## start Data
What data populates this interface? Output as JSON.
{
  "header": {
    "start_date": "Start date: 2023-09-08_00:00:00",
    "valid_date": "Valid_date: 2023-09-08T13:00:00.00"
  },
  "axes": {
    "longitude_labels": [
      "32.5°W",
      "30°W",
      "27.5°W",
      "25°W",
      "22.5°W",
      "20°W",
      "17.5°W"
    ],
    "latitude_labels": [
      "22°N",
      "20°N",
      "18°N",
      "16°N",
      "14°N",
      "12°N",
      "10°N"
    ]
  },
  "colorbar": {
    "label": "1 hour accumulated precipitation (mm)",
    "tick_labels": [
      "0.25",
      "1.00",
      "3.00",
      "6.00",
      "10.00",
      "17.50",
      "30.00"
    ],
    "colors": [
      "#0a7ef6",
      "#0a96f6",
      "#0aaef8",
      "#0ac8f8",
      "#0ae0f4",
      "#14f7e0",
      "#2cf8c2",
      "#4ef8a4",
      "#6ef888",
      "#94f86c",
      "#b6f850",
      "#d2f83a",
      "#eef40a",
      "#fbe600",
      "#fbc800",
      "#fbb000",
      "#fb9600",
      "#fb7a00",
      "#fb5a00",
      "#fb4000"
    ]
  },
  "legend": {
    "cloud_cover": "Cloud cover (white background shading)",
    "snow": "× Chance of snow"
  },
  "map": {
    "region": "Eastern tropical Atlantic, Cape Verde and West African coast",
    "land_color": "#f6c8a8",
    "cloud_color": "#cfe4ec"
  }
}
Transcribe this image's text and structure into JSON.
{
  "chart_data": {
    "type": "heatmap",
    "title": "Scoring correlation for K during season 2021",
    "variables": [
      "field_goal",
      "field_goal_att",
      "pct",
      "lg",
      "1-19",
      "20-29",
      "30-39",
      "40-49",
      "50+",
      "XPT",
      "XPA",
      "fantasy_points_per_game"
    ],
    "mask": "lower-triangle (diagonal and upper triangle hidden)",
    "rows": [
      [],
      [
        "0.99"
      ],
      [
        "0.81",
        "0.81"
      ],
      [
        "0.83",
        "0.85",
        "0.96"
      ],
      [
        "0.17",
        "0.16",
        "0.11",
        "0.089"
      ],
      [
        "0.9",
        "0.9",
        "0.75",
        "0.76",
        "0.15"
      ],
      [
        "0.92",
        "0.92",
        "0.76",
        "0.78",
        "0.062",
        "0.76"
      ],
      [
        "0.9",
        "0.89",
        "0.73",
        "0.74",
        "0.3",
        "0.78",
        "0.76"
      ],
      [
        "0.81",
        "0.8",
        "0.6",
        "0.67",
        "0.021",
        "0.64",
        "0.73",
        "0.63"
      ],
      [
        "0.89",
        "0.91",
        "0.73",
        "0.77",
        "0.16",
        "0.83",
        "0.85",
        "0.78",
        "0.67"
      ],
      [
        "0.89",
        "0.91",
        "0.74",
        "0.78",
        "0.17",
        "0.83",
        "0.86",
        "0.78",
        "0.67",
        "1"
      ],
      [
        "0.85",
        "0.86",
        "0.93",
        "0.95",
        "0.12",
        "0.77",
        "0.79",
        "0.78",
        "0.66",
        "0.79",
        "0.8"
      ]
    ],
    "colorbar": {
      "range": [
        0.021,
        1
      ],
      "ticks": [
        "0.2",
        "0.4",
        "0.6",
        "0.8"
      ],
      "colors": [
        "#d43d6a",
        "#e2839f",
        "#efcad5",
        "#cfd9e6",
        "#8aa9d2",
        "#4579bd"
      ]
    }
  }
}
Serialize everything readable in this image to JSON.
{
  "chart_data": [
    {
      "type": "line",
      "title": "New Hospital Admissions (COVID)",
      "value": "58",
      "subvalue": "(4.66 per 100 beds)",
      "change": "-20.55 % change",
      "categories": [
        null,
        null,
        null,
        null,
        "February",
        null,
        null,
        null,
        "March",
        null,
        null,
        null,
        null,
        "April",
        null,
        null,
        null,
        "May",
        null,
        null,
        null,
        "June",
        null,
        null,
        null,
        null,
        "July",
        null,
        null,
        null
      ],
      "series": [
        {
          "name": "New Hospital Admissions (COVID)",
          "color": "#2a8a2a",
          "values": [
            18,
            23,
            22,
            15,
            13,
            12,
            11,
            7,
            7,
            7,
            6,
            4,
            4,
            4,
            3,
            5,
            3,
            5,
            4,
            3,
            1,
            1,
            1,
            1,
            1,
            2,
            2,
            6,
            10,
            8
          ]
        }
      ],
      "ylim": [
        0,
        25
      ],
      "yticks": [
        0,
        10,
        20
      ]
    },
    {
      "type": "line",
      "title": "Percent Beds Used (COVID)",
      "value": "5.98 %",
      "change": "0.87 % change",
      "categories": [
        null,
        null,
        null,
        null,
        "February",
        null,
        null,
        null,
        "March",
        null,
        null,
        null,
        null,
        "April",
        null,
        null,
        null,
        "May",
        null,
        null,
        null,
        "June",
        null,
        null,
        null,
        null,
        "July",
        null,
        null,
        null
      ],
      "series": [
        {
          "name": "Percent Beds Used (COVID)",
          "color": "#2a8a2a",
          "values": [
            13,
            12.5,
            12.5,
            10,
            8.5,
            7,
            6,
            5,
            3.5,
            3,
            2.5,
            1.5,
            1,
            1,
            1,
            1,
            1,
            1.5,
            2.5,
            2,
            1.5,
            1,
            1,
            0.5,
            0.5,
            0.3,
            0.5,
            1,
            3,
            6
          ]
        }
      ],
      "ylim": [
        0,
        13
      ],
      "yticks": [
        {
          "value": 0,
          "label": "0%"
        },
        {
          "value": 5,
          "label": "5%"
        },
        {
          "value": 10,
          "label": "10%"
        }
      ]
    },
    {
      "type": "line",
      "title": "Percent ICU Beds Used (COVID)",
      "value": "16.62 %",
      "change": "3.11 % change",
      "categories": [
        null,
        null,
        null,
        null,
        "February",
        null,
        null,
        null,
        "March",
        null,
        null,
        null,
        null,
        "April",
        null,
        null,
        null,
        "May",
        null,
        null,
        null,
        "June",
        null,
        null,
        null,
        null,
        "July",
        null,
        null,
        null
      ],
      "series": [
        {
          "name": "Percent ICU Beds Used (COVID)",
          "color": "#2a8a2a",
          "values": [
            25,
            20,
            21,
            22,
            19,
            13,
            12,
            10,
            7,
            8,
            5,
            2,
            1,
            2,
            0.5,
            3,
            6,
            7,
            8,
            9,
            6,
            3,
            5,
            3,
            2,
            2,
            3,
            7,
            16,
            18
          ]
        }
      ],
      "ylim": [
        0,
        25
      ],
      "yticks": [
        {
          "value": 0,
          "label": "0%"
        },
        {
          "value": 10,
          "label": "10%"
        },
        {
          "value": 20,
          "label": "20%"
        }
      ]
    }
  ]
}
## end Data
▶ Set task
All the entries above need to be reproduced exactly.

▶ Exercise output
What data populates this interface? Output as JSON.
{
  "header": {
    "start_date": "Start date: 2023-09-08_00:00:00",
    "valid_date": "Valid_date: 2023-09-08T13:00:00.00"
  },
  "axes": {
    "longitude_labels": [
      "32.5°W",
      "30°W",
      "27.5°W",
      "25°W",
      "22.5°W",
      "20°W",
      "17.5°W"
    ],
    "latitude_labels": [
      "22°N",
      "20°N",
      "18°N",
      "16°N",
      "14°N",
      "12°N",
      "10°N"
    ]
  },
  "colorbar": {
    "label": "1 hour accumulated precipitation (mm)",
    "tick_labels": [
      "0.25",
      "1.00",
      "3.00",
      "6.00",
      "10.00",
      "17.50",
      "30.00"
    ],
    "colors": [
      "#0a7ef6",
      "#0a96f6",
      "#0aaef8",
      "#0ac8f8",
      "#0ae0f4",
      "#14f7e0",
      "#2cf8c2",
      "#4ef8a4",
      "#6ef888",
      "#94f86c",
      "#b6f850",
      "#d2f83a",
      "#eef40a",
      "#fbe600",
      "#fbc800",
      "#fbb000",
      "#fb9600",
      "#fb7a00",
      "#fb5a00",
      "#fb4000"
    ]
  },
  "legend": {
    "cloud_cover": "Cloud cover (white background shading)",
    "snow": "× Chance of snow"
  },
  "map": {
    "region": "Eastern tropical Atlantic, Cape Verde and West African coast",
    "land_color": "#f6c8a8",
    "cloud_color": "#cfe4ec"
  }
}
Transcribe this image's text and structure into JSON.
{
  "chart_data": {
    "type": "heatmap",
    "title": "Scoring correlation for K during season 2021",
    "variables": [
      "field_goal",
      "field_goal_att",
      "pct",
      "lg",
      "1-19",
      "20-29",
      "30-39",
      "40-49",
      "50+",
      "XPT",
      "XPA",
      "fantasy_points_per_game"
    ],
    "mask": "lower-triangle (diagonal and upper triangle hidden)",
    "rows": [
      [],
      [
        "0.99"
      ],
      [
        "0.81",
        "0.81"
      ],
      [
        "0.83",
        "0.85",
        "0.96"
      ],
      [
        "0.17",
        "0.16",
        "0.11",
        "0.089"
      ],
      [
        "0.9",
        "0.9",
        "0.75",
        "0.76",
        "0.15"
      ],
      [
        "0.92",
        "0.92",
        "0.76",
        "0.78",
        "0.062",
        "0.76"
      ],
      [
        "0.9",
        "0.89",
        "0.73",
        "0.74",
        "0.3",
        "0.78",
        "0.76"
      ],
      [
        "0.81",
        "0.8",
        "0.6",
        "0.67",
        "0.021",
        "0.64",
        "0.73",
        "0.63"
      ],
      [
        "0.89",
        "0.91",
        "0.73",
        "0.77",
        "0.16",
        "0.83",
        "0.85",
        "0.78",
        "0.67"
      ],
      [
        "0.89",
        "0.91",
        "0.74",
        "0.78",
        "0.17",
        "0.83",
        "0.86",
        "0.78",
        "0.67",
        "1"
      ],
      [
        "0.85",
        "0.86",
        "0.93",
        "0.95",
        "0.12",
        "0.77",
        "0.79",
        "0.78",
        "0.66",
        "0.79",
        "0.8"
      ]
    ],
    "colorbar": {
      "range": [
        0.021,
        1
      ],
      "ticks": [
        "0.2",
        "0.4",
        "0.6",
        "0.8"
      ],
      "colors": [
        "#d43d6a",
        "#e2839f",
        "#efcad5",
        "#cfd9e6",
        "#8aa9d2",
        "#4579bd"
      ]
    }
  }
}
Serialize everything readable in this image to JSON.
{
  "chart_data": [
    {
      "type": "line",
      "title": "New Hospital Admissions (COVID)",
      "value": "58",
      "subvalue": "(4.66 per 100 beds)",
      "change": "-20.55 % change",
      "categories": [
        null,
        null,
        null,
        null,
        "February",
        null,
        null,
        null,
        "March",
        null,
        null,
        null,
        null,
        "April",
        null,
        null,
        null,
        "May",
        null,
        null,
        null,
        "June",
        null,
        null,
        null,
        null,
        "July",
        null,
        null,
        null
      ],
      "series": [
        {
          "name": "New Hospital Admissions (COVID)",
          "color": "#2a8a2a",
          "values": [
            18,
            23,
            22,
            15,
            13,
            12,
            11,
            7,
            7,
            7,
            6,
            4,
            4,
            4,
            3,
            5,
            3,
            5,
            4,
            3,
            1,
            1,
            1,
            1,
            1,
            2,
            2,
            6,
            10,
            8
          ]
        }
      ],
      "ylim": [
        0,
        25
      ],
      "yticks": [
        0,
        10,
        20
      ]
    },
    {
      "type": "line",
      "title": "Percent Beds Used (COVID)",
      "value": "5.98 %",
      "change": "0.87 % change",
      "categories": [
        null,
        null,
        null,
        null,
        "February",
        null,
        null,
        null,
        "March",
        null,
        null,
        null,
        null,
        "April",
        null,
        null,
        null,
        "May",
        null,
        null,
        null,
        "June",
        null,
        null,
        null,
        null,
        "July",
        null,
        null,
        null
      ],
      "series": [
        {
          "name": "Percent Beds Used (COVID)",
          "color": "#2a8a2a",
          "values": [
            13,
            12.5,
            12.5,
            10,
            8.5,
            7,
            6,
            5,
            3.5,
            3,
            2.5,
            1.5,
            1,
            1,
            1,
            1,
            1,
            1.5,
            2.5,
            2,
            1.5,
            1,
            1,
            0.5,
            0.5,
            0.3,
            0.5,
            1,
            3,
            6
          ]
        }
      ],
      "ylim": [
        0,
        13
      ],
      "yticks": [
        {
          "value": 0,
          "label": "0%"
        },
        {
          "value": 5,
          "label": "5%"
        },
        {
          "value": 10,
          "label": "10%"
        }
      ]
    },
    {
      "type": "line",
      "title": "Percent ICU Beds Used (COVID)",
      "value": "16.62 %",
      "change": "3.11 % change",
      "categories": [
        null,
        null,
        null,
        null,
        "February",
        null,
        null,
        null,
        "March",
        null,
        null,
        null,
        null,
        "April",
        null,
        null,
        null,
        "May",
        null,
        null,
        null,
        "June",
        null,
        null,
        null,
        null,
        "July",
        null,
        null,
        null
      ],
      "series": [
        {
          "name": "Percent ICU Beds Used (COVID)",
          "color": "#2a8a2a",
          "values": [
            25,
            20,
            21,
            22,
            19,
            13,
            12,
            10,
            7,
            8,
            5,
            2,
            1,
            2,
            0.5,
            3,
            6,
            7,
            8,
            9,
            6,
            3,
            5,
            3,
            2,
            2,
            3,
            7,
            16,
            18
          ]
        }
      ],
      "ylim": [
        0,
        25
      ],
      "yticks": [
        {
          "value": 0,
          "label": "0%"
        },
        {
          "value": 10,
          "label": "10%"
        },
        {
          "value": 20,
          "label": "20%"
        }
      ]
    }
  ]
}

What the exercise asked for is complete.